---------- Data to process

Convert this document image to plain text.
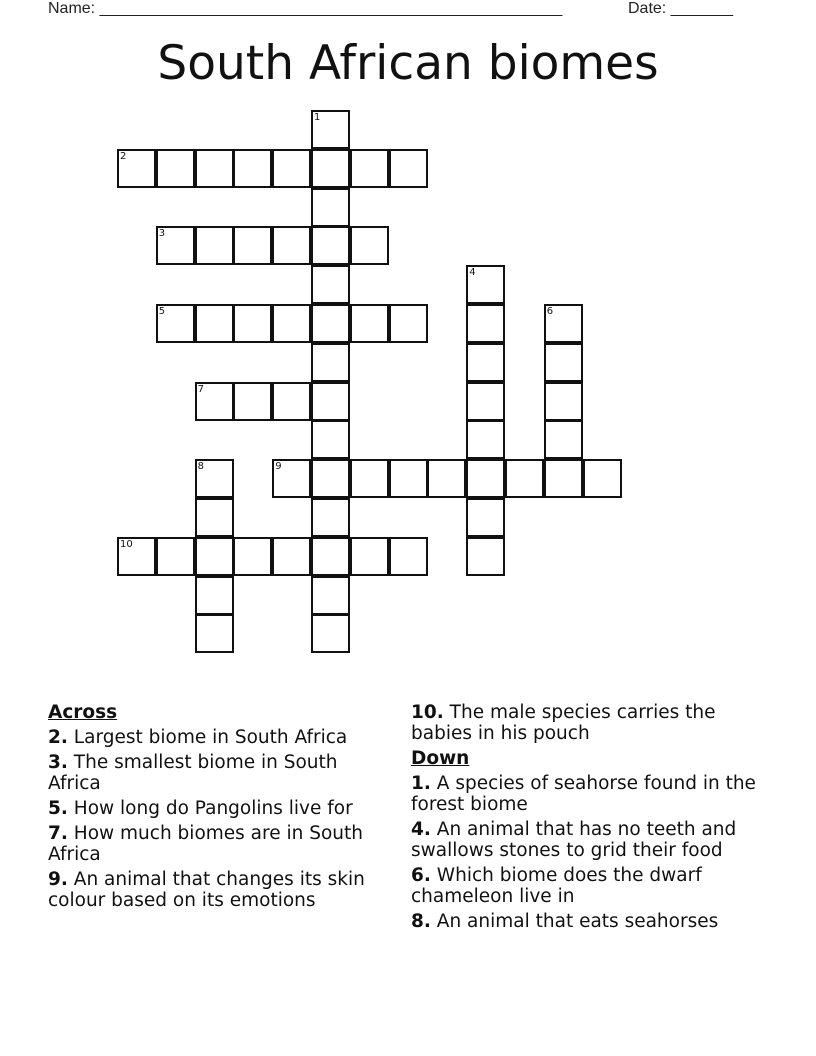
Name: ____________________________________________________	Date: _______
South African biomes
1
2
3
4
5	6
7
8	9
10
Across
2. Largest biome in South Africa
3. The smallest biome in South Africa
5. How long do Pangolins live for
7. How much biomes are in South Africa
9. An animal that changes its skin colour based on its emotions
10. The male species carries the babies in his pouch
Down
1. A species of seahorse found in the forest biome
4. An animal that has no teeth and swallows stones to grid their food
6. Which biome does the dwarf chameleon live in
8. An animal that eats seahorses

--------------------

Omit the pictures and reproduce the listing exactly.

• [Output for this exercise]
Convert this document image to plain text.
Name: ____________________________________________________	Date: _______
South African biomes
1
2
3
4
5	6
7
8	9
10
Across
2. Largest biome in South Africa
3. The smallest biome in South Africa
5. How long do Pangolins live for
7. How much biomes are in South Africa
9. An animal that changes its skin colour based on its emotions
10. The male species carries the babies in his pouch
Down
1. A species of seahorse found in the forest biome
4. An animal that has no teeth and swallows stones to grid their food
6. Which biome does the dwarf chameleon live in
8. An animal that eats seahorses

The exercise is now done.